---------- Extracted information ----------

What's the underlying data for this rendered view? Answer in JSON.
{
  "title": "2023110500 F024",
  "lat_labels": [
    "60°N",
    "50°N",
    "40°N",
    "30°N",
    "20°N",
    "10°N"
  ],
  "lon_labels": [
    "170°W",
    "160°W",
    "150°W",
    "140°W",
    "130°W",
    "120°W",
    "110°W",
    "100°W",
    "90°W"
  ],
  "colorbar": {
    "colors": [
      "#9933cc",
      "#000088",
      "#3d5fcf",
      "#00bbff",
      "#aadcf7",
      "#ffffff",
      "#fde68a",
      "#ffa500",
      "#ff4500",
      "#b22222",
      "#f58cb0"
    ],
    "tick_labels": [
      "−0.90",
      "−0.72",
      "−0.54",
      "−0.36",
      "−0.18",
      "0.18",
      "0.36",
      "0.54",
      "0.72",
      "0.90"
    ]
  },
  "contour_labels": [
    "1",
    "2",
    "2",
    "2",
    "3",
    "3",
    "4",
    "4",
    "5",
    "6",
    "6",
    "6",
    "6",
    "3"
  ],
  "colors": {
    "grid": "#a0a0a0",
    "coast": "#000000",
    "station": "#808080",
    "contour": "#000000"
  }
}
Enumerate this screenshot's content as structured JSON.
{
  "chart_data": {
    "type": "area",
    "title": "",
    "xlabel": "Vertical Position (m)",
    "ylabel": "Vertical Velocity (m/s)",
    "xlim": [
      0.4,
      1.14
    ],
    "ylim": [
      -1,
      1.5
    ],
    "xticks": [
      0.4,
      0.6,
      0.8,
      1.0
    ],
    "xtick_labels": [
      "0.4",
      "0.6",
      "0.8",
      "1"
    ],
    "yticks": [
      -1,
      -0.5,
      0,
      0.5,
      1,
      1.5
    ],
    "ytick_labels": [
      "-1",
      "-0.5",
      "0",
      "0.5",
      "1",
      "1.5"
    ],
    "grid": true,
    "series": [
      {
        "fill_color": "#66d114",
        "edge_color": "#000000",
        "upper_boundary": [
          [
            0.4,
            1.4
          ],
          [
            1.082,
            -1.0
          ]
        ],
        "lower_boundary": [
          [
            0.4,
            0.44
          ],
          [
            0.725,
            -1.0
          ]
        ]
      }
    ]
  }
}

----------

* **Goal**:
Copy each record from above exactly, and include every line.

* **Response to the task**:
What's the underlying data for this rendered view? Answer in JSON.
{
  "title": "2023110500 F024",
  "lat_labels": [
    "60°N",
    "50°N",
    "40°N",
    "30°N",
    "20°N",
    "10°N"
  ],
  "lon_labels": [
    "170°W",
    "160°W",
    "150°W",
    "140°W",
    "130°W",
    "120°W",
    "110°W",
    "100°W",
    "90°W"
  ],
  "colorbar": {
    "colors": [
      "#9933cc",
      "#000088",
      "#3d5fcf",
      "#00bbff",
      "#aadcf7",
      "#ffffff",
      "#fde68a",
      "#ffa500",
      "#ff4500",
      "#b22222",
      "#f58cb0"
    ],
    "tick_labels": [
      "−0.90",
      "−0.72",
      "−0.54",
      "−0.36",
      "−0.18",
      "0.18",
      "0.36",
      "0.54",
      "0.72",
      "0.90"
    ]
  },
  "contour_labels": [
    "1",
    "2",
    "2",
    "2",
    "3",
    "3",
    "4",
    "4",
    "5",
    "6",
    "6",
    "6",
    "6",
    "3"
  ],
  "colors": {
    "grid": "#a0a0a0",
    "coast": "#000000",
    "station": "#808080",
    "contour": "#000000"
  }
}
Enumerate this screenshot's content as structured JSON.
{
  "chart_data": {
    "type": "area",
    "title": "",
    "xlabel": "Vertical Position (m)",
    "ylabel": "Vertical Velocity (m/s)",
    "xlim": [
      0.4,
      1.14
    ],
    "ylim": [
      -1,
      1.5
    ],
    "xticks": [
      0.4,
      0.6,
      0.8,
      1.0
    ],
    "xtick_labels": [
      "0.4",
      "0.6",
      "0.8",
      "1"
    ],
    "yticks": [
      -1,
      -0.5,
      0,
      0.5,
      1,
      1.5
    ],
    "ytick_labels": [
      "-1",
      "-0.5",
      "0",
      "0.5",
      "1",
      "1.5"
    ],
    "grid": true,
    "series": [
      {
        "fill_color": "#66d114",
        "edge_color": "#000000",
        "upper_boundary": [
          [
            0.4,
            1.4
          ],
          [
            1.082,
            -1.0
          ]
        ],
        "lower_boundary": [
          [
            0.4,
            0.44
          ],
          [
            0.725,
            -1.0
          ]
        ]
      }
    ]
  }
}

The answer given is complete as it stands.